■ Task to carry out: All of the data must be printed exactly; please include every line.

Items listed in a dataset
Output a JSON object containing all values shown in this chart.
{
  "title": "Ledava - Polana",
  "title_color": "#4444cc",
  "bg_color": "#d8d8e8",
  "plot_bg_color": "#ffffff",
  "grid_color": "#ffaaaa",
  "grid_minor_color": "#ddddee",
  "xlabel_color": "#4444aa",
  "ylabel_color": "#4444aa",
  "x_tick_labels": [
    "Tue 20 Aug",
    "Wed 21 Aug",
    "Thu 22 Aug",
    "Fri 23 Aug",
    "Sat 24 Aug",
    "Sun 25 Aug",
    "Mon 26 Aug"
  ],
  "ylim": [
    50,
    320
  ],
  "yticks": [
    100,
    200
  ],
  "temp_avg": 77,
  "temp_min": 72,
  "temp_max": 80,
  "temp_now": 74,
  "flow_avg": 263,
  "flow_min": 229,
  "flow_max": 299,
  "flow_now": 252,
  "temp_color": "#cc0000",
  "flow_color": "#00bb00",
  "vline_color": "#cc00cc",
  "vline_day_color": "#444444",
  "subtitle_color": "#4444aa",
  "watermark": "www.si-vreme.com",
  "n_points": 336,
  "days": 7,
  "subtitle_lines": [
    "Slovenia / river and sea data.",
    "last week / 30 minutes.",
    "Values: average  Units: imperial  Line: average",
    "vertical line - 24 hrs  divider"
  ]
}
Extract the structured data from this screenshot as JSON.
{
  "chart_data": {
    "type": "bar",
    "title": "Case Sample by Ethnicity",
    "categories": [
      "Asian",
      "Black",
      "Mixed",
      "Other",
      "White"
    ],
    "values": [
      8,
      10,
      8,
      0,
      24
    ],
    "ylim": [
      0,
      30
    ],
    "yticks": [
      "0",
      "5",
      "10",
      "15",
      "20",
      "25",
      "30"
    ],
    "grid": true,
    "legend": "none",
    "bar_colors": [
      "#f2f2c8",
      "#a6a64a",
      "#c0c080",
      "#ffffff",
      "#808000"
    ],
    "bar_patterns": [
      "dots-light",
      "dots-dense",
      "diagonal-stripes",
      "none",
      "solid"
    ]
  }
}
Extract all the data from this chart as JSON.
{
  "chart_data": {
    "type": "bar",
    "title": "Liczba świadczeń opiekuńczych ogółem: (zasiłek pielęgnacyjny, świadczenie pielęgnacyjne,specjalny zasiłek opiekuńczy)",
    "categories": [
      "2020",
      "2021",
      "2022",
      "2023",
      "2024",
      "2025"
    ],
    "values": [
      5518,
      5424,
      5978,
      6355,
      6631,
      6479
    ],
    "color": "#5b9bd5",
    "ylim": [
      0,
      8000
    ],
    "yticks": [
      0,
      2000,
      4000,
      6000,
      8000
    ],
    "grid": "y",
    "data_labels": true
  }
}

■ Expected output:
Output a JSON object containing all values shown in this chart.
{
  "title": "Ledava - Polana",
  "title_color": "#4444cc",
  "bg_color": "#d8d8e8",
  "plot_bg_color": "#ffffff",
  "grid_color": "#ffaaaa",
  "grid_minor_color": "#ddddee",
  "xlabel_color": "#4444aa",
  "ylabel_color": "#4444aa",
  "x_tick_labels": [
    "Tue 20 Aug",
    "Wed 21 Aug",
    "Thu 22 Aug",
    "Fri 23 Aug",
    "Sat 24 Aug",
    "Sun 25 Aug",
    "Mon 26 Aug"
  ],
  "ylim": [
    50,
    320
  ],
  "yticks": [
    100,
    200
  ],
  "temp_avg": 77,
  "temp_min": 72,
  "temp_max": 80,
  "temp_now": 74,
  "flow_avg": 263,
  "flow_min": 229,
  "flow_max": 299,
  "flow_now": 252,
  "temp_color": "#cc0000",
  "flow_color": "#00bb00",
  "vline_color": "#cc00cc",
  "vline_day_color": "#444444",
  "subtitle_color": "#4444aa",
  "watermark": "www.si-vreme.com",
  "n_points": 336,
  "days": 7,
  "subtitle_lines": [
    "Slovenia / river and sea data.",
    "last week / 30 minutes.",
    "Values: average  Units: imperial  Line: average",
    "vertical line - 24 hrs  divider"
  ]
}
Extract the structured data from this screenshot as JSON.
{
  "chart_data": {
    "type": "bar",
    "title": "Case Sample by Ethnicity",
    "categories": [
      "Asian",
      "Black",
      "Mixed",
      "Other",
      "White"
    ],
    "values": [
      8,
      10,
      8,
      0,
      24
    ],
    "ylim": [
      0,
      30
    ],
    "yticks": [
      "0",
      "5",
      "10",
      "15",
      "20",
      "25",
      "30"
    ],
    "grid": true,
    "legend": "none",
    "bar_colors": [
      "#f2f2c8",
      "#a6a64a",
      "#c0c080",
      "#ffffff",
      "#808000"
    ],
    "bar_patterns": [
      "dots-light",
      "dots-dense",
      "diagonal-stripes",
      "none",
      "solid"
    ]
  }
}
Extract all the data from this chart as JSON.
{
  "chart_data": {
    "type": "bar",
    "title": "Liczba świadczeń opiekuńczych ogółem: (zasiłek pielęgnacyjny, świadczenie pielęgnacyjne,specjalny zasiłek opiekuńczy)",
    "categories": [
      "2020",
      "2021",
      "2022",
      "2023",
      "2024",
      "2025"
    ],
    "values": [
      5518,
      5424,
      5978,
      6355,
      6631,
      6479
    ],
    "color": "#5b9bd5",
    "ylim": [
      0,
      8000
    ],
    "yticks": [
      0,
      2000,
      4000,
      6000,
      8000
    ],
    "grid": "y",
    "data_labels": true
  }
}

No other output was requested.